Kristina Lunz ist Gründerin und Direktorin des Centre for Feminist Foreign Policy in Deutschland und stand 2019 auf der Forbes-Liste der 30 unter 30. Mit ihrer Organisation engagiert sie sich für mehr intersektionale Gender-Gerechtigkeit (nicht nur) in politischen Positionen.

Kristina, du bist als „Arbeiterkind“, wie Du es selbst mal auf ze.tt beschrieben hast, ins Leben gestartet und hast danach eine beeindruckende Karriere hingelegt. Hattest du oder hast du Vorbilder, die dich bei deiner Arbeit inspirieren?

Ja, ich habe tatsächlich sehr viele Vorbilder! In der Retrospektive hatte ich sowohl Negativ- als auch Positiv-Vorbilder. Beide haben meinen Weg mitgeformt. Ich bin, wie gesagt, in einem kleinen Dorf aufgewachsen mitten in der fränkischen Schweiz, eigentlich hat es mir persönlich nie an irgendwas gefehlt. Irgendwann habe ich allerdings angefangen, mich zu wundern, warum eigentlich sämtliche machtvolle Positionen, zu denen Menschen aufschauen, ausnahmslos von Männern besetzt sind. Und das, obwohl viele von diesen Männern recht unangenehme Personen waren – aus der Sicht von Teenage-Mädchen wie mir damals. Ich hatte zu dem Zeitpunkt noch nicht unbedingt Worte dafür und auch nicht wirklich eine Vorstellung von Machtverhältnissen. Aber mir kam das alles sehr seltsam vor, dass Männer, die sich Mädchen wie mir gegenüber unangenehm oder unangebracht verhielten, so viel Respekt bekamen. Auf der Seite der Positiv-Beispiele war auf jeden Fall meine sieben Jahre ältere Schwester und dann kamen in den unterschiedlichen Etappen meines Lebens neue beeindruckende Menschen hinzu: Eins meiner großen Vorbilder während des Studiums in Oxford und noch heute ist Scilla Elworthy, die ich mit Mitte 20 kennenlernen durfte. Sie ist dreimal für den Friedensnobelpreis nominiert worden, hat mehrere Organisationen gegründet, beschäftigt sich mit Peace-Building, nuklearer Abrüstung und Frauenrechten. Unser erstes Aufeinandertreffen hat mein Leben nachhaltig verändert. Sie hat mir gezeigt, dass man mit Beharrlichkeit und Idealen ziemlich weit kommen kann. Egal wie viele Menschen einem einreden möchten, man sei naiv.

Du bist ja auch Mitgründerin und Deutschlanddirektorin des Centre for Feminist Foreign Policy und dazu noch Beraterin für das Auswärtige Amt. Glaubst du, dass Frauen für diplomatische Positionen geeigneter sind oder geht es dir hier grundsätzlich um mehr Gender Equality?

## DATENEINTRÄGE

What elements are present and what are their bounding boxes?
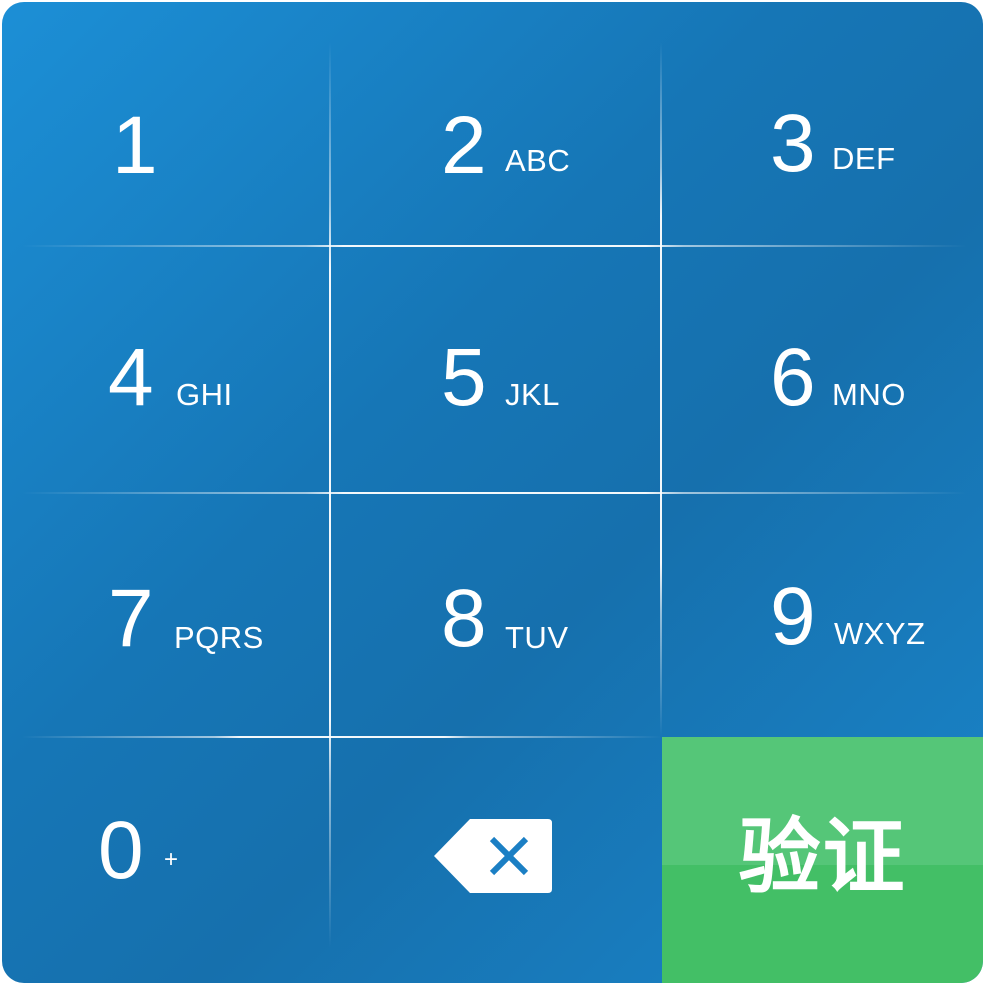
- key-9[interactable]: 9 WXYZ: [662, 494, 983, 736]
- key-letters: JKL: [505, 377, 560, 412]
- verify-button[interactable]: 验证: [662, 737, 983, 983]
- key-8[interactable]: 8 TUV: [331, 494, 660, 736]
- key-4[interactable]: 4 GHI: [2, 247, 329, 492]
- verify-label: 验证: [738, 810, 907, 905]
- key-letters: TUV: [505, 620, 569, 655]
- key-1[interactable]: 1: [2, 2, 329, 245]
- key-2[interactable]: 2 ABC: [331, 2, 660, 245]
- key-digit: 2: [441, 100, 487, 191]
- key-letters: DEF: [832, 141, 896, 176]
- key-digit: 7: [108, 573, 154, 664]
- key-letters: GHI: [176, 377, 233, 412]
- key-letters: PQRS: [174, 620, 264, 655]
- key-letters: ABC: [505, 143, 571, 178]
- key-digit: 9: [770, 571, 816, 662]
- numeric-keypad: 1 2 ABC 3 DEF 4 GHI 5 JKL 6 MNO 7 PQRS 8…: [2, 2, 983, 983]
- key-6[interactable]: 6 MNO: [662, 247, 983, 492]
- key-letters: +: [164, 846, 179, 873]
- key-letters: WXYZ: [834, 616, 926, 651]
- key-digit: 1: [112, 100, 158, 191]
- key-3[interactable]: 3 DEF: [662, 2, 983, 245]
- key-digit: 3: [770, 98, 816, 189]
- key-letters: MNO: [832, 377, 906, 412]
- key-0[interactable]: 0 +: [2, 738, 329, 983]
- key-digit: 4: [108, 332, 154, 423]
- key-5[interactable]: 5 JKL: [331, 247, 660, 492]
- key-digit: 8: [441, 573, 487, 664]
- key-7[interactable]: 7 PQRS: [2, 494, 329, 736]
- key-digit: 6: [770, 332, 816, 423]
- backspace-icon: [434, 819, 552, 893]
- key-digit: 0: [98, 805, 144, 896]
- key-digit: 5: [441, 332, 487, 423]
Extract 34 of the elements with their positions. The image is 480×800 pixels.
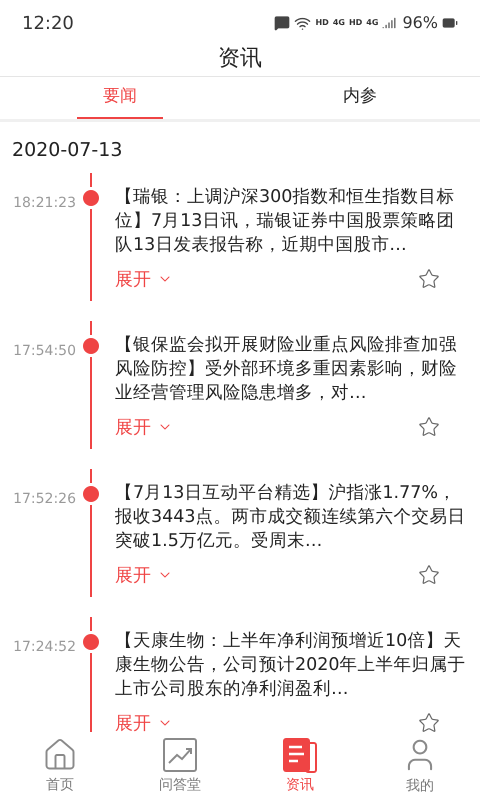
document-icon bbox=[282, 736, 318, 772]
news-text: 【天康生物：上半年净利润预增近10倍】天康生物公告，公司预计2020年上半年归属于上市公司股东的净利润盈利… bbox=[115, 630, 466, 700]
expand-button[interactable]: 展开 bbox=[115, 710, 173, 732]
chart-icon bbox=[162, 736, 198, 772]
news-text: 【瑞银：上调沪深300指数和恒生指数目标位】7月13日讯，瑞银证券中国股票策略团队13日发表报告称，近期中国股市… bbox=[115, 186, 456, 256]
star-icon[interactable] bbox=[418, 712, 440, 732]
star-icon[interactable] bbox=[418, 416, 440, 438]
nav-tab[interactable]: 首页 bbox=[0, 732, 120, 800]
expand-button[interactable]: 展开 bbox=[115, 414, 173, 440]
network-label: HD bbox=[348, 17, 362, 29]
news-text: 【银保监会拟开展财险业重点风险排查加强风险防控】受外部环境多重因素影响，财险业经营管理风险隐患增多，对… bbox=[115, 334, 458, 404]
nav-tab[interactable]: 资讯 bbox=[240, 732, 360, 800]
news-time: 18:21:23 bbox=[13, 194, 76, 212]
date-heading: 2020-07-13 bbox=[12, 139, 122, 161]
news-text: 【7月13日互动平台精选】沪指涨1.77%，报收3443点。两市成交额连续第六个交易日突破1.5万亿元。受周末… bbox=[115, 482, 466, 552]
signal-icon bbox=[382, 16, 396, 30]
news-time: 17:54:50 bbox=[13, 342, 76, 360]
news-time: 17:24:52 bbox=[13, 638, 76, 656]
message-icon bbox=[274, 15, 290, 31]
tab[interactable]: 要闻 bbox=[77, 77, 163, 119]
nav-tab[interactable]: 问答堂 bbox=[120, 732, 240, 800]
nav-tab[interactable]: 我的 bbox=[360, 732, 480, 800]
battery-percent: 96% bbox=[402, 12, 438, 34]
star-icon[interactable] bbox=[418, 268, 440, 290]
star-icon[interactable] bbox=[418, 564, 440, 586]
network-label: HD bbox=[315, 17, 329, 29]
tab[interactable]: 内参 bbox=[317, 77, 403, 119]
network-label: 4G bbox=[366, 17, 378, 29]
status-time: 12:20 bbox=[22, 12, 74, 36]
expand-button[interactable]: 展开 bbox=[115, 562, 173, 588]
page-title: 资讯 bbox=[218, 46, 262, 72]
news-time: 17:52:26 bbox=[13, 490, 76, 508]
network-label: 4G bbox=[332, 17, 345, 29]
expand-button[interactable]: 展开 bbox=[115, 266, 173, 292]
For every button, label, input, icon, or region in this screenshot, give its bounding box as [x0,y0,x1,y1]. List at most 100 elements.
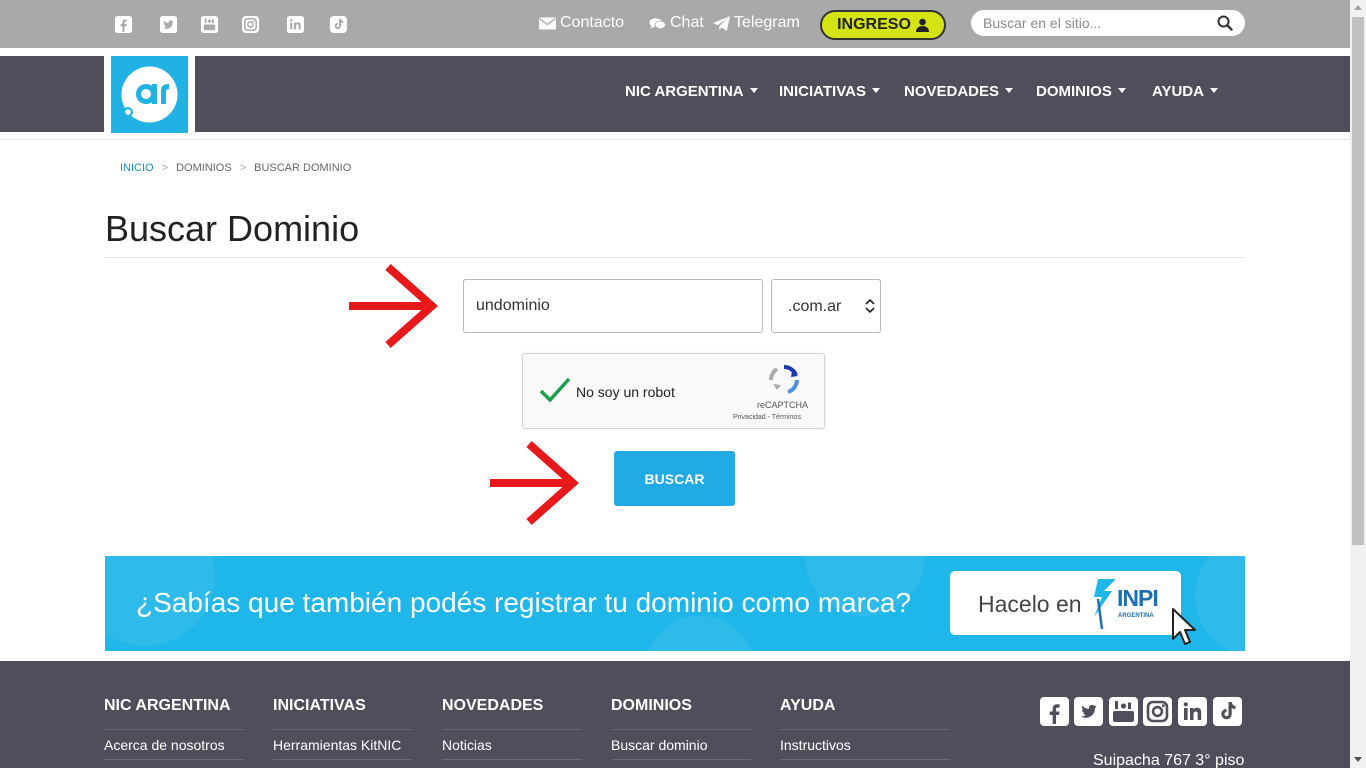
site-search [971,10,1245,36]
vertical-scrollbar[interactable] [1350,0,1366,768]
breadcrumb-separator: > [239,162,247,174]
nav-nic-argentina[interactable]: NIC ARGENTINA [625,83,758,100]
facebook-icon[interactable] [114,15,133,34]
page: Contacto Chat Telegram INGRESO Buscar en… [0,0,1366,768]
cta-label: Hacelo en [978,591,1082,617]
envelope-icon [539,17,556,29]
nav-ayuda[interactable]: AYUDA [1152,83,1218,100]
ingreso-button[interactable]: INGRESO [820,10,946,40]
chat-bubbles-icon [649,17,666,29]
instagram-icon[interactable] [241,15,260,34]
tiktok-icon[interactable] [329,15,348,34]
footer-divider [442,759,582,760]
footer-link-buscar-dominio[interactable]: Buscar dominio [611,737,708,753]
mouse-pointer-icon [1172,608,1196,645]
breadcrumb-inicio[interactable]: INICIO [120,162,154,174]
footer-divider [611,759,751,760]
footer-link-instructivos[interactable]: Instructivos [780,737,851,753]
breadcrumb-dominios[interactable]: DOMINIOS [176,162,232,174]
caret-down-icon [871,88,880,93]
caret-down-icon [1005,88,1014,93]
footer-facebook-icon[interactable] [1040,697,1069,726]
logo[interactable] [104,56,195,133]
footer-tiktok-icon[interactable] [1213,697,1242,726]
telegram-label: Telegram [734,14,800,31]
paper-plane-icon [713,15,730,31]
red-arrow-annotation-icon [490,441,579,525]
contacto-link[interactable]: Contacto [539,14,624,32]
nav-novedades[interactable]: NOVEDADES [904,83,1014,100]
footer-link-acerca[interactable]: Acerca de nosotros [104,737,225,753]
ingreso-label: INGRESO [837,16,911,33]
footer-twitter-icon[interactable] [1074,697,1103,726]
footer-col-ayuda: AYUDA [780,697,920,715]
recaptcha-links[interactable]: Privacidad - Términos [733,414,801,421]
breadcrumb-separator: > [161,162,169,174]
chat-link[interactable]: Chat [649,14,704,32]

## ÜBUNGSAUFGABE A
Benenne im Interview mit Kristina Lunz „Forbes-Liste“ in „Forbes-Rangliste“ um und gib dabei den Abschnitt wieder, der mit „Kristina Lunz ist“ beginnt und sich bis „in politischen Positionen.“ fortsetzt.
## ÜBUNGSAUFGABE B
Beantworte zum Interview mit Kristina Lunz diese Fragen:
(i) In welchem Jahr stand Kristina Lunz auf der Forbes-Liste der 30 unter 30?
(ii) Wie viele Jahre ist ihre Schwester älter als sie?
(iii) Wie oft wurde Scilla Elworthy für den Friedensnobelpreis nominiert?
## ÜBUNGSAUFGABE C
Führe das Interview mit Kristina Lunz im Anschluss an den letzten gezeigten Satz weiter.
Das Material wird für die Bearbeitung nicht gebraucht.

## AUSGABE A
Kristina Lunz ist Gründerin und Direktorin des Centre for Feminist Foreign Policy in Deutschland und stand 2019 auf der Forbes-Rangliste der 30 unter 30. Mit ihrer Organisation engagiert sie sich für mehr intersektionale Gender-Gerechtigkeit (nicht nur) in politischen Positionen.

## AUSGABE B
(i) 2019
(ii) Sieben Jahre
(iii) Dreimal

## AUSGABE C
Mir geht es definitiv um mehr Gender Equality. Ich glaube nicht daran, dass ein Mensch qua seines Geschlechtes mehr oder weniger für etwas geeignet ist, das wichtig für unsere Gesellschaft ist. Es geht mir darum, dass Männer – obwohl sie nicht geeigneter sind für Diplomatie und dergleichen – trotzdem die meisten Machtpositionen innehaben. Und das ist schlichtweg ungerecht. Wenn die Hälfte der Gesellschaft von einer kleinen Gruppe von Menschen repräsentiert wird, die ähnliche Erfahrungen gemacht haben oder machen, sollte es auf der Hand liegen, dass dies zu unzulänglicher Politik, unausgewogenen Entscheidungen, Diskriminierung sowie zu Unterdrückungsverhältnissen führt. Meine Organisation ist daher sehr um eine gendergerechte Machtverteilung bemüht.

“Wir können davon ausgehen, dass bei einer kritischen Masse an Frauen in machtvollen Positionen, Frauenrechte oder soziale Themen, von denen Frauen betroffen sind, mehr Beachtung finden.” Foto: Paul Ripke.

Wie gestaltet Gender Equality die Außenpolitik mit? Bedeuten mehr Frauen in politischen Positionen auch gleichzeitig mehr Frauenrechte?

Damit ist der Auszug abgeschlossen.